Count how many lines in the material below hold the word "tungkol"; the reply is that number alone.

[Stored records]

************

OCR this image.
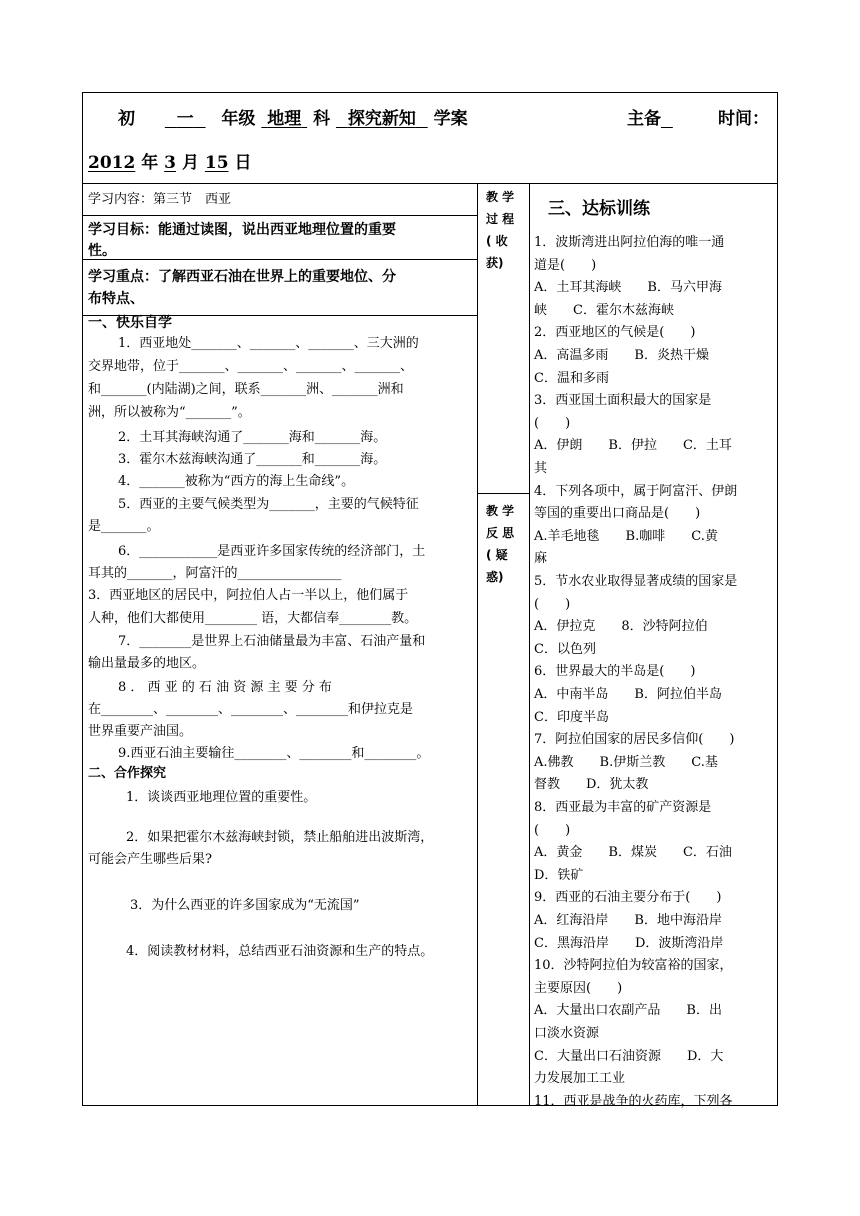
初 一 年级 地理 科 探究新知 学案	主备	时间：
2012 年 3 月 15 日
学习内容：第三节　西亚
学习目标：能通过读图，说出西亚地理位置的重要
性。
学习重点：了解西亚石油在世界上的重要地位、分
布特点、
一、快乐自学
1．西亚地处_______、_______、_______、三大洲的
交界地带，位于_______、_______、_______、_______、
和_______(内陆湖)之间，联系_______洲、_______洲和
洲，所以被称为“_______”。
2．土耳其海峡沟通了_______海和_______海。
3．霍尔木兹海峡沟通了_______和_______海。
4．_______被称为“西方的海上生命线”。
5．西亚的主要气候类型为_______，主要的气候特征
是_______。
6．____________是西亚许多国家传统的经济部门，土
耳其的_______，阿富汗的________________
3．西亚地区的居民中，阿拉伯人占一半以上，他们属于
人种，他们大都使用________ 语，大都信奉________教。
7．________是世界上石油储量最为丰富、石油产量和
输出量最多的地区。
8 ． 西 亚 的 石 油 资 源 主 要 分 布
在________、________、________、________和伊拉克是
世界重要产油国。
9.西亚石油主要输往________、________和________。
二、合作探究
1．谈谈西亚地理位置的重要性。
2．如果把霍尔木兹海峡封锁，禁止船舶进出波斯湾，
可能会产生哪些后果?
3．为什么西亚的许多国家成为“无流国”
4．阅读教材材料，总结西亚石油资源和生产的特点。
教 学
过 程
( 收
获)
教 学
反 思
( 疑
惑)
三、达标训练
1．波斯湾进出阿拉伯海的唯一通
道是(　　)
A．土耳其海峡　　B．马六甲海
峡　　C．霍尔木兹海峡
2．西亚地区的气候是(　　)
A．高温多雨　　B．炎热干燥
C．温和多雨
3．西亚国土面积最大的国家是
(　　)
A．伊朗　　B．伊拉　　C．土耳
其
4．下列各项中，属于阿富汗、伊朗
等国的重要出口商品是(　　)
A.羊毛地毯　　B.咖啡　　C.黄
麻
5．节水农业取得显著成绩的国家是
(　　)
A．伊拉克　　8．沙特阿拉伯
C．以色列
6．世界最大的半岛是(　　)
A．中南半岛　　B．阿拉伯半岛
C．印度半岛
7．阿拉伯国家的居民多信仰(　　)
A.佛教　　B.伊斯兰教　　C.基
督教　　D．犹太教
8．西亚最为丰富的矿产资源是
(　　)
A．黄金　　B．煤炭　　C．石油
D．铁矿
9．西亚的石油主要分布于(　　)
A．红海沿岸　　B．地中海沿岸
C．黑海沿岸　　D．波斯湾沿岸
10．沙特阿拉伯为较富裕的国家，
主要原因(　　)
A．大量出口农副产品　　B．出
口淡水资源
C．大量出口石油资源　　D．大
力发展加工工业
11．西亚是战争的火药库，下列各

************

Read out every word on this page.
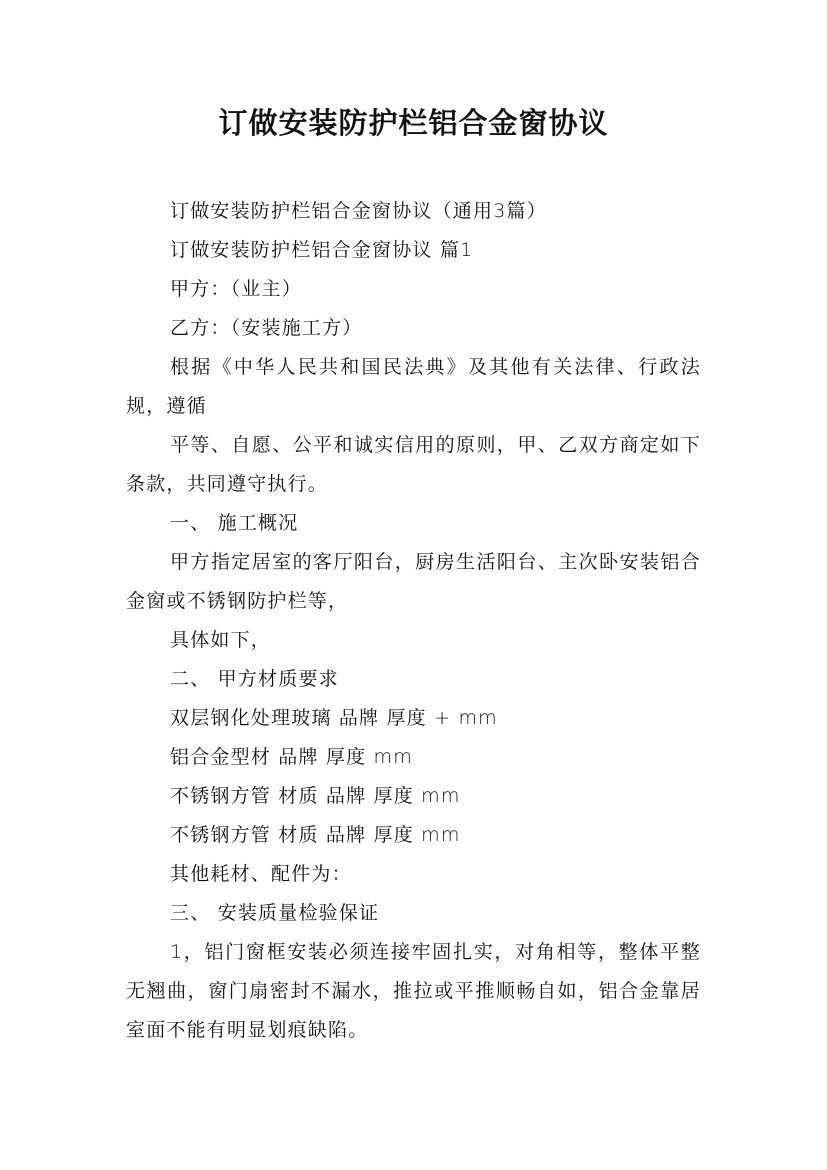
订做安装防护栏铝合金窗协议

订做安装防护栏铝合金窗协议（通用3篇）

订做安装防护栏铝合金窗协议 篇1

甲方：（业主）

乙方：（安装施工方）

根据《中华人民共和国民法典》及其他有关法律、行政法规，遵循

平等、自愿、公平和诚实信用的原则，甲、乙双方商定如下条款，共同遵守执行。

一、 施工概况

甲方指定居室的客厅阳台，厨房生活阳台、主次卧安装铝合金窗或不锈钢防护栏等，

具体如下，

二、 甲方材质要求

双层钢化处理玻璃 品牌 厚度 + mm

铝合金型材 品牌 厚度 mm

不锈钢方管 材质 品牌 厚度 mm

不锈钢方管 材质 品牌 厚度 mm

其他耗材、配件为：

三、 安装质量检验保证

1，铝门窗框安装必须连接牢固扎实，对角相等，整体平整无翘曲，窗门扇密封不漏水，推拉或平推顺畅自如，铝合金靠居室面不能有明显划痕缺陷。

************

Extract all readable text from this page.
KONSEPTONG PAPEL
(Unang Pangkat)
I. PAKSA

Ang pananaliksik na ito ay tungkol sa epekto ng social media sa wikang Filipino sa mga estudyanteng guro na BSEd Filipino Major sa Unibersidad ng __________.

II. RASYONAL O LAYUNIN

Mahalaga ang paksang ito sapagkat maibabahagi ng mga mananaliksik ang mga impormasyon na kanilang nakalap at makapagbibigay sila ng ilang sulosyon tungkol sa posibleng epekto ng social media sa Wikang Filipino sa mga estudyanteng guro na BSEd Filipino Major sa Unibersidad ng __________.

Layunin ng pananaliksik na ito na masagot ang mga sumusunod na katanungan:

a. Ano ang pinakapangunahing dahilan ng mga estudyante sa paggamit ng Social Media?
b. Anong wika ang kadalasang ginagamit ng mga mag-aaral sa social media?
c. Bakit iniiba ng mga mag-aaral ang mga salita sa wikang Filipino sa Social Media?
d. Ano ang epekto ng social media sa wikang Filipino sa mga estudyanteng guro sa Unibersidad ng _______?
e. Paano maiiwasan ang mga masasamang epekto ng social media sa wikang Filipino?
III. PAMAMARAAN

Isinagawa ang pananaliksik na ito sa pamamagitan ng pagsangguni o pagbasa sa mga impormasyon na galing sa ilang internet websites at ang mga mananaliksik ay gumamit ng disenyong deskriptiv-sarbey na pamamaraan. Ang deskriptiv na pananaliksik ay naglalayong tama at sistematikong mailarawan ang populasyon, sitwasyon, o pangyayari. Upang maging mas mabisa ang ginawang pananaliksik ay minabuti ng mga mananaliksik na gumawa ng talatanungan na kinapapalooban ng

************

Solution to this exercise >>
2